* _GIVEN INSTRUCTION_
Copy every entry word for word, but skip the pictures.

* START GIVEN RECORDS *

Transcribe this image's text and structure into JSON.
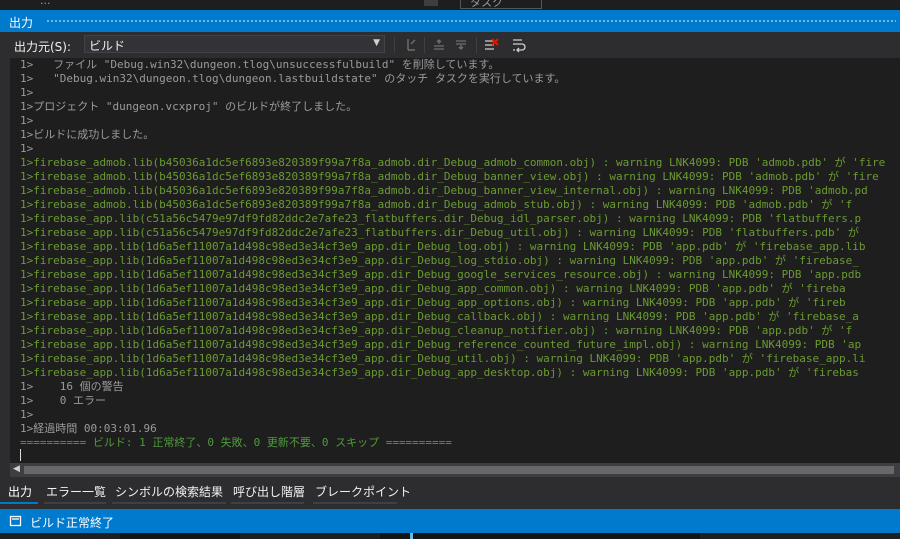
{
  "top_strip": {
    "left_text": "...",
    "right_text": "タスク"
  },
  "window": {
    "title": "出力"
  },
  "toolbar": {
    "source_label": "出力元(S):",
    "source_value": "ビルド",
    "buttons": [
      {
        "name": "find-message-icon"
      },
      {
        "name": "go-previous-message-icon"
      },
      {
        "name": "go-next-message-icon"
      },
      {
        "name": "clear-all-icon"
      },
      {
        "name": "toggle-word-wrap-icon"
      }
    ]
  },
  "output": {
    "lines": [
      {
        "text": "1>   ファイル \"Debug.win32\\dungeon.tlog\\unsuccessfulbuild\" を削除しています。",
        "kind": "info"
      },
      {
        "text": "1>   \"Debug.win32\\dungeon.tlog\\dungeon.lastbuildstate\" のタッチ タスクを実行しています。",
        "kind": "info"
      },
      {
        "text": "1>",
        "kind": "info"
      },
      {
        "text": "1>プロジェクト \"dungeon.vcxproj\" のビルドが終了しました。",
        "kind": "info"
      },
      {
        "text": "1>",
        "kind": "info"
      },
      {
        "text": "1>ビルドに成功しました。",
        "kind": "info"
      },
      {
        "text": "1>",
        "kind": "info"
      },
      {
        "text": "1>firebase_admob.lib(b45036a1dc5ef6893e820389f99a7f8a_admob.dir_Debug_admob_common.obj) : warning LNK4099: PDB 'admob.pdb' が 'fire",
        "kind": "warn"
      },
      {
        "text": "1>firebase_admob.lib(b45036a1dc5ef6893e820389f99a7f8a_admob.dir_Debug_banner_view.obj) : warning LNK4099: PDB 'admob.pdb' が 'fire",
        "kind": "warn"
      },
      {
        "text": "1>firebase_admob.lib(b45036a1dc5ef6893e820389f99a7f8a_admob.dir_Debug_banner_view_internal.obj) : warning LNK4099: PDB 'admob.pd",
        "kind": "warn"
      },
      {
        "text": "1>firebase_admob.lib(b45036a1dc5ef6893e820389f99a7f8a_admob.dir_Debug_admob_stub.obj) : warning LNK4099: PDB 'admob.pdb' が 'f",
        "kind": "warn"
      },
      {
        "text": "1>firebase_app.lib(c51a56c5479e97df9fd82ddc2e7afe23_flatbuffers.dir_Debug_idl_parser.obj) : warning LNK4099: PDB 'flatbuffers.p",
        "kind": "warn"
      },
      {
        "text": "1>firebase_app.lib(c51a56c5479e97df9fd82ddc2e7afe23_flatbuffers.dir_Debug_util.obj) : warning LNK4099: PDB 'flatbuffers.pdb' が",
        "kind": "warn"
      },
      {
        "text": "1>firebase_app.lib(1d6a5ef11007a1d498c98ed3e34cf3e9_app.dir_Debug_log.obj) : warning LNK4099: PDB 'app.pdb' が 'firebase_app.lib",
        "kind": "warn"
      },
      {
        "text": "1>firebase_app.lib(1d6a5ef11007a1d498c98ed3e34cf3e9_app.dir_Debug_log_stdio.obj) : warning LNK4099: PDB 'app.pdb' が 'firebase_",
        "kind": "warn"
      },
      {
        "text": "1>firebase_app.lib(1d6a5ef11007a1d498c98ed3e34cf3e9_app.dir_Debug_google_services_resource.obj) : warning LNK4099: PDB 'app.pdb",
        "kind": "warn"
      },
      {
        "text": "1>firebase_app.lib(1d6a5ef11007a1d498c98ed3e34cf3e9_app.dir_Debug_app_common.obj) : warning LNK4099: PDB 'app.pdb' が 'fireba",
        "kind": "warn"
      },
      {
        "text": "1>firebase_app.lib(1d6a5ef11007a1d498c98ed3e34cf3e9_app.dir_Debug_app_options.obj) : warning LNK4099: PDB 'app.pdb' が 'fireb",
        "kind": "warn"
      },
      {
        "text": "1>firebase_app.lib(1d6a5ef11007a1d498c98ed3e34cf3e9_app.dir_Debug_callback.obj) : warning LNK4099: PDB 'app.pdb' が 'firebase_a",
        "kind": "warn"
      },
      {
        "text": "1>firebase_app.lib(1d6a5ef11007a1d498c98ed3e34cf3e9_app.dir_Debug_cleanup_notifier.obj) : warning LNK4099: PDB 'app.pdb' が 'f",
        "kind": "warn"
      },
      {
        "text": "1>firebase_app.lib(1d6a5ef11007a1d498c98ed3e34cf3e9_app.dir_Debug_reference_counted_future_impl.obj) : warning LNK4099: PDB 'ap",
        "kind": "warn"
      },
      {
        "text": "1>firebase_app.lib(1d6a5ef11007a1d498c98ed3e34cf3e9_app.dir_Debug_util.obj) : warning LNK4099: PDB 'app.pdb' が 'firebase_app.li",
        "kind": "warn"
      },
      {
        "text": "1>firebase_app.lib(1d6a5ef11007a1d498c98ed3e34cf3e9_app.dir_Debug_app_desktop.obj) : warning LNK4099: PDB 'app.pdb' が 'firebas",
        "kind": "warn"
      },
      {
        "text": "1>    16 個の警告",
        "kind": "info"
      },
      {
        "text": "1>    0 エラー",
        "kind": "info"
      },
      {
        "text": "1>",
        "kind": "info"
      },
      {
        "text": "1>経過時間 00:03:01.96",
        "kind": "info"
      },
      {
        "text": "========== ビルド: 1 正常終了、0 失敗、0 更新不要、0 スキップ ==========",
        "kind": "success"
      }
    ]
  },
  "tabs": [
    {
      "label": "出力",
      "active": true
    },
    {
      "label": "エラー一覧",
      "active": false
    },
    {
      "label": "シンボルの検索結果",
      "active": false
    },
    {
      "label": "呼び出し階層",
      "active": false
    },
    {
      "label": "ブレークポイント",
      "active": false
    }
  ],
  "status": {
    "text": "ビルド正常終了",
    "icon": "build-status-icon"
  },
  "colors": {
    "accent": "#007acc",
    "warning_text": "#6a9a32",
    "success_text": "#519a3c",
    "info_text": "#9b9b9b"
  }
}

* END GIVEN RECORDS *

* _OUTPUT FOR THIS TASK_
Transcribe this image's text and structure into JSON.
{
  "top_strip": {
    "left_text": "...",
    "right_text": "タスク"
  },
  "window": {
    "title": "出力"
  },
  "toolbar": {
    "source_label": "出力元(S):",
    "source_value": "ビルド",
    "buttons": [
      {
        "name": "find-message-icon"
      },
      {
        "name": "go-previous-message-icon"
      },
      {
        "name": "go-next-message-icon"
      },
      {
        "name": "clear-all-icon"
      },
      {
        "name": "toggle-word-wrap-icon"
      }
    ]
  },
  "output": {
    "lines": [
      {
        "text": "1>   ファイル \"Debug.win32\\dungeon.tlog\\unsuccessfulbuild\" を削除しています。",
        "kind": "info"
      },
      {
        "text": "1>   \"Debug.win32\\dungeon.tlog\\dungeon.lastbuildstate\" のタッチ タスクを実行しています。",
        "kind": "info"
      },
      {
        "text": "1>",
        "kind": "info"
      },
      {
        "text": "1>プロジェクト \"dungeon.vcxproj\" のビルドが終了しました。",
        "kind": "info"
      },
      {
        "text": "1>",
        "kind": "info"
      },
      {
        "text": "1>ビルドに成功しました。",
        "kind": "info"
      },
      {
        "text": "1>",
        "kind": "info"
      },
      {
        "text": "1>firebase_admob.lib(b45036a1dc5ef6893e820389f99a7f8a_admob.dir_Debug_admob_common.obj) : warning LNK4099: PDB 'admob.pdb' が 'fire",
        "kind": "warn"
      },
      {
        "text": "1>firebase_admob.lib(b45036a1dc5ef6893e820389f99a7f8a_admob.dir_Debug_banner_view.obj) : warning LNK4099: PDB 'admob.pdb' が 'fire",
        "kind": "warn"
      },
      {
        "text": "1>firebase_admob.lib(b45036a1dc5ef6893e820389f99a7f8a_admob.dir_Debug_banner_view_internal.obj) : warning LNK4099: PDB 'admob.pd",
        "kind": "warn"
      },
      {
        "text": "1>firebase_admob.lib(b45036a1dc5ef6893e820389f99a7f8a_admob.dir_Debug_admob_stub.obj) : warning LNK4099: PDB 'admob.pdb' が 'f",
        "kind": "warn"
      },
      {
        "text": "1>firebase_app.lib(c51a56c5479e97df9fd82ddc2e7afe23_flatbuffers.dir_Debug_idl_parser.obj) : warning LNK4099: PDB 'flatbuffers.p",
        "kind": "warn"
      },
      {
        "text": "1>firebase_app.lib(c51a56c5479e97df9fd82ddc2e7afe23_flatbuffers.dir_Debug_util.obj) : warning LNK4099: PDB 'flatbuffers.pdb' が",
        "kind": "warn"
      },
      {
        "text": "1>firebase_app.lib(1d6a5ef11007a1d498c98ed3e34cf3e9_app.dir_Debug_log.obj) : warning LNK4099: PDB 'app.pdb' が 'firebase_app.lib",
        "kind": "warn"
      },
      {
        "text": "1>firebase_app.lib(1d6a5ef11007a1d498c98ed3e34cf3e9_app.dir_Debug_log_stdio.obj) : warning LNK4099: PDB 'app.pdb' が 'firebase_",
        "kind": "warn"
      },
      {
        "text": "1>firebase_app.lib(1d6a5ef11007a1d498c98ed3e34cf3e9_app.dir_Debug_google_services_resource.obj) : warning LNK4099: PDB 'app.pdb",
        "kind": "warn"
      },
      {
        "text": "1>firebase_app.lib(1d6a5ef11007a1d498c98ed3e34cf3e9_app.dir_Debug_app_common.obj) : warning LNK4099: PDB 'app.pdb' が 'fireba",
        "kind": "warn"
      },
      {
        "text": "1>firebase_app.lib(1d6a5ef11007a1d498c98ed3e34cf3e9_app.dir_Debug_app_options.obj) : warning LNK4099: PDB 'app.pdb' が 'fireb",
        "kind": "warn"
      },
      {
        "text": "1>firebase_app.lib(1d6a5ef11007a1d498c98ed3e34cf3e9_app.dir_Debug_callback.obj) : warning LNK4099: PDB 'app.pdb' が 'firebase_a",
        "kind": "warn"
      },
      {
        "text": "1>firebase_app.lib(1d6a5ef11007a1d498c98ed3e34cf3e9_app.dir_Debug_cleanup_notifier.obj) : warning LNK4099: PDB 'app.pdb' が 'f",
        "kind": "warn"
      },
      {
        "text": "1>firebase_app.lib(1d6a5ef11007a1d498c98ed3e34cf3e9_app.dir_Debug_reference_counted_future_impl.obj) : warning LNK4099: PDB 'ap",
        "kind": "warn"
      },
      {
        "text": "1>firebase_app.lib(1d6a5ef11007a1d498c98ed3e34cf3e9_app.dir_Debug_util.obj) : warning LNK4099: PDB 'app.pdb' が 'firebase_app.li",
        "kind": "warn"
      },
      {
        "text": "1>firebase_app.lib(1d6a5ef11007a1d498c98ed3e34cf3e9_app.dir_Debug_app_desktop.obj) : warning LNK4099: PDB 'app.pdb' が 'firebas",
        "kind": "warn"
      },
      {
        "text": "1>    16 個の警告",
        "kind": "info"
      },
      {
        "text": "1>    0 エラー",
        "kind": "info"
      },
      {
        "text": "1>",
        "kind": "info"
      },
      {
        "text": "1>経過時間 00:03:01.96",
        "kind": "info"
      },
      {
        "text": "========== ビルド: 1 正常終了、0 失敗、0 更新不要、0 スキップ ==========",
        "kind": "success"
      }
    ]
  },
  "tabs": [
    {
      "label": "出力",
      "active": true
    },
    {
      "label": "エラー一覧",
      "active": false
    },
    {
      "label": "シンボルの検索結果",
      "active": false
    },
    {
      "label": "呼び出し階層",
      "active": false
    },
    {
      "label": "ブレークポイント",
      "active": false
    }
  ],
  "status": {
    "text": "ビルド正常終了",
    "icon": "build-status-icon"
  },
  "colors": {
    "accent": "#007acc",
    "warning_text": "#6a9a32",
    "success_text": "#519a3c",
    "info_text": "#9b9b9b"
  }
}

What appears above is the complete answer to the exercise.